SOURCE EXCERPT:
However, these are not the reasons I have decided to write these few lines. The matter of the fall of the Sasanian Empire is not a simple one and surely cannot be answered by short essays and spiteful commentaries. Much like the “Fall of the Roman Empire” on which Mr. Nooriala bases his argument, the fall of the Sasanian Empire has tens of explanations, and unlike what he presents, the most accepted version is not the Eslamiyn version, in “preparation and falsification for 1400 years”.
Mr. Nooriala’s use of Gibbon’s old arguments (now, although respected, thoroughly dismissed in its own field) is, incidentally, the heart of his fallacy. While the whole “barbarian” invasion theory has now been dismissed by scholars, Mr. Nooriala manages to use it as the basis of his version of the fall of the Sasanian Empire, and this seems to have shadowed much of the understanding of the events as well. How much the fall of the Sasanians should be regarded as a fall of Iran, and how much of it was the issue of a foreign invasion can be, and has been, disputed, but what is of note here is the methods used to further the already established assumptions, those much deeper than whether Iranians accepted Islam with open arms or not.

STATED PROBLEM A: In the listing, rename "row-select-cell" to "row-picker-cell" throughout the part that opens with the line containing "Give bounding boxes" and closes with the line containing "view-eye-icon[interactable] [1239, 327, 1271, 371]", changing nothing else. Return only those lines, without the pictures.

RECORDS FOR THE TASK:
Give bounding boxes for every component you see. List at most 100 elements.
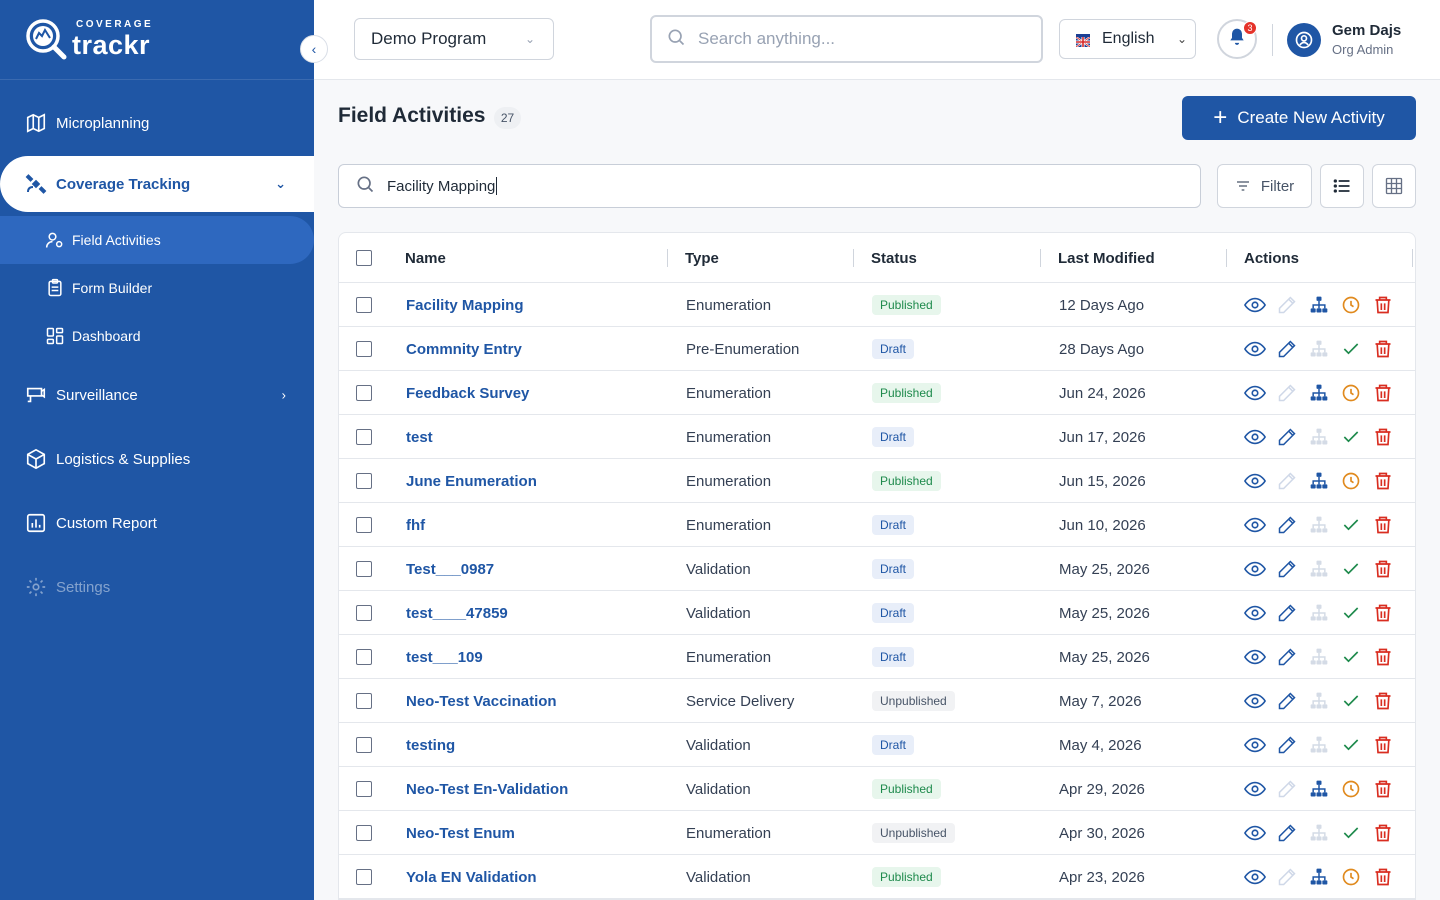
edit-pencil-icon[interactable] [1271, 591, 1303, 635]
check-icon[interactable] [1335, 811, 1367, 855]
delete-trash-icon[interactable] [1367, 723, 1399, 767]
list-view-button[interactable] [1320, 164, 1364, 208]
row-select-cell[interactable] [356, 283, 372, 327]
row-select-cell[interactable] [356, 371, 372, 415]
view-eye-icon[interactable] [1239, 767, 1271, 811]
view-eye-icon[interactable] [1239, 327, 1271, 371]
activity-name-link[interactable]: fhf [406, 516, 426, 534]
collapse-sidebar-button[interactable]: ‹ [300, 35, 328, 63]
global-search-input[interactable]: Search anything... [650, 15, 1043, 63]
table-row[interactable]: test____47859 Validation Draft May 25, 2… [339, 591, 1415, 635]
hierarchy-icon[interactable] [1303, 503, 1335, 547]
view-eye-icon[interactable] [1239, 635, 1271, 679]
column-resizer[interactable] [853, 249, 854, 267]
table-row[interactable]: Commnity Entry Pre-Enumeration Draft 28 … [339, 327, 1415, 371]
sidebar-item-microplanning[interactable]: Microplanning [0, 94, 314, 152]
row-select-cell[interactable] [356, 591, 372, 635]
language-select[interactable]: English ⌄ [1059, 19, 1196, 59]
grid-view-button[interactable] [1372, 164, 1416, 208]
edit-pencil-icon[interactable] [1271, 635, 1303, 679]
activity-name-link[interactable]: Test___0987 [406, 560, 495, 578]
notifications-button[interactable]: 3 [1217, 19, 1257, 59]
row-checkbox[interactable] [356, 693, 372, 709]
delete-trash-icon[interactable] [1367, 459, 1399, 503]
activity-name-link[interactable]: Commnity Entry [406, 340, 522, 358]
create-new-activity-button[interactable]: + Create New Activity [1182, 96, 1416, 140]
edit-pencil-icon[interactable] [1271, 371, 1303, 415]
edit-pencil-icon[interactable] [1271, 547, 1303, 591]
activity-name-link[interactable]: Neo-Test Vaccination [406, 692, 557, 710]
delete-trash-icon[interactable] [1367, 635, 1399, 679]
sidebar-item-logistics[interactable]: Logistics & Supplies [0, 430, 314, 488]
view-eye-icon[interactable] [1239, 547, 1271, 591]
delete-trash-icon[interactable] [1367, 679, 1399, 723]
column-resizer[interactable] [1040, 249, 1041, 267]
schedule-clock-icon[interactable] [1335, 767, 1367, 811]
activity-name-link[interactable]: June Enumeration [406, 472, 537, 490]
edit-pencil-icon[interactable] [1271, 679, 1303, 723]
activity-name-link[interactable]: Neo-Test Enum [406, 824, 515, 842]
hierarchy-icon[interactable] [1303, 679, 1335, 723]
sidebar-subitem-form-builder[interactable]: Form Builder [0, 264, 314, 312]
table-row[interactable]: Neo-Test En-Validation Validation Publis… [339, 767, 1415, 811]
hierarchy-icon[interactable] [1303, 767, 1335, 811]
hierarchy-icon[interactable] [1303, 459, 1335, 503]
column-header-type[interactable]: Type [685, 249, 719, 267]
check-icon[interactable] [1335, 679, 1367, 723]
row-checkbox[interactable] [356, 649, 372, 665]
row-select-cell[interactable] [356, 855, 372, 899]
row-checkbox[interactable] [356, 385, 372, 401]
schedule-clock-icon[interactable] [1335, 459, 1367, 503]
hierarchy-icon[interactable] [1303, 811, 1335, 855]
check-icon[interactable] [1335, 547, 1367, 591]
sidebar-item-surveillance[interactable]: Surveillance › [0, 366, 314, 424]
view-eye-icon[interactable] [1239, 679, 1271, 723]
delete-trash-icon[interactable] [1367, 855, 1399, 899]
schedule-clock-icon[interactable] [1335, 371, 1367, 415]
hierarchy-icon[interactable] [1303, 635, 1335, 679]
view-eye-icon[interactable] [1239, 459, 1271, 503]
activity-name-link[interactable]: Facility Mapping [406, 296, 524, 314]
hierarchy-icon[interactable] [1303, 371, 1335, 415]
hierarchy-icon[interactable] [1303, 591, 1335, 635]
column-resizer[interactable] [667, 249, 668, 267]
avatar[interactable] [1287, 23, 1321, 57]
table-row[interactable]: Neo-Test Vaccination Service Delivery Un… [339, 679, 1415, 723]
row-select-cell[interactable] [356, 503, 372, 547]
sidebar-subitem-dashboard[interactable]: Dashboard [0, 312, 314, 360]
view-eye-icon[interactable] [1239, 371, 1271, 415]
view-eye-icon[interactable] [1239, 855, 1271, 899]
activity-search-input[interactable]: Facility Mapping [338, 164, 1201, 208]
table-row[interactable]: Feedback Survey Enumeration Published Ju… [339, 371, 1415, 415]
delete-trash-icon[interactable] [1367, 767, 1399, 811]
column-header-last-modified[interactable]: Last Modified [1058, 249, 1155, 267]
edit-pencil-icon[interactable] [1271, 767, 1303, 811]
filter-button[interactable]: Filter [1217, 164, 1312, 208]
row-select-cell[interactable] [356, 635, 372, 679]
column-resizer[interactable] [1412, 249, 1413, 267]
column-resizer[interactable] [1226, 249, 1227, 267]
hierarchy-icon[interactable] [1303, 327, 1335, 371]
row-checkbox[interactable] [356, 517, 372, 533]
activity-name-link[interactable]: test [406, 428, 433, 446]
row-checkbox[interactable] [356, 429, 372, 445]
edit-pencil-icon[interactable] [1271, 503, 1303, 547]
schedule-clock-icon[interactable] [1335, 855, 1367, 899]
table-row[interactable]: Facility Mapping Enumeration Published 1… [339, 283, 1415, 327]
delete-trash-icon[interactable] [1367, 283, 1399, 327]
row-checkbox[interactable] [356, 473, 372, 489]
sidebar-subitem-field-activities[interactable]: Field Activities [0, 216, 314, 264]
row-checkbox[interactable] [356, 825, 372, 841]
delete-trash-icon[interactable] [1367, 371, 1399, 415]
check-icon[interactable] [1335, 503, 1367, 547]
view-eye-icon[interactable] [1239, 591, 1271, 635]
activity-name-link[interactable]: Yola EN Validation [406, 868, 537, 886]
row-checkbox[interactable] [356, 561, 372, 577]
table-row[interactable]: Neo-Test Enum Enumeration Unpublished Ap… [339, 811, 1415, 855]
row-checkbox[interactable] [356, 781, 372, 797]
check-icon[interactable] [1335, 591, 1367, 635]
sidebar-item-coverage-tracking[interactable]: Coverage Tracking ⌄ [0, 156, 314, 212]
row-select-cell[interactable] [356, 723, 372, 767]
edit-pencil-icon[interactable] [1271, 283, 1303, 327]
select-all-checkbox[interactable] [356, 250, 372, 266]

--

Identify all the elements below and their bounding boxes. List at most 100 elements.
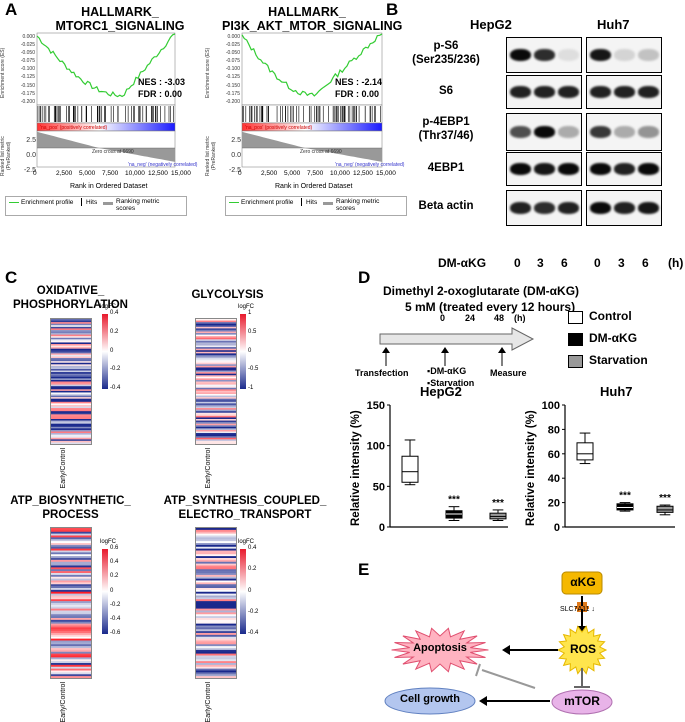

STATED PROBLEM B: Write out the whole passage on the fall of the Sasanian Empire again, word for word.

EXERCISE SOLUTION A:
Give bounding boxes for every component you see. List at most 100 elements.
edit-pencil-icon[interactable] [1271, 591, 1303, 635]
check-icon[interactable] [1335, 811, 1367, 855]
delete-trash-icon[interactable] [1367, 723, 1399, 767]
list-view-button[interactable] [1320, 164, 1364, 208]
row-picker-cell[interactable] [356, 283, 372, 327]
row-picker-cell[interactable] [356, 371, 372, 415]
view-eye-icon[interactable] [1239, 767, 1271, 811]
view-eye-icon[interactable] [1239, 327, 1271, 371]

EXERCISE SOLUTION B:
However, these are not the reasons I have decided to write these few lines. The matter of the fall of the Sasanian Empire is not a simple one and surely cannot be answered by short essays and spiteful commentaries. Much like the “Fall of the Roman Empire” on which Mr. Nooriala bases his argument, the fall of the Sasanian Empire has tens of explanations, and unlike what he presents, the most accepted version is not the Eslamiyn version, in “preparation and falsification for 1400 years”.
Mr. Nooriala’s use of Gibbon’s old arguments (now, although respected, thoroughly dismissed in its own field) is, incidentally, the heart of his fallacy. While the whole “barbarian” invasion theory has now been dismissed by scholars, Mr. Nooriala manages to use it as the basis of his version of the fall of the Sasanian Empire, and this seems to have shadowed much of the understanding of the events as well. How much the fall of the Sasanians should be regarded as a fall of Iran, and how much of it was the issue of a foreign invasion can be, and has been, disputed, but what is of note here is the methods used to further the already established assumptions, those much deeper than whether Iranians accepted Islam with open arms or not.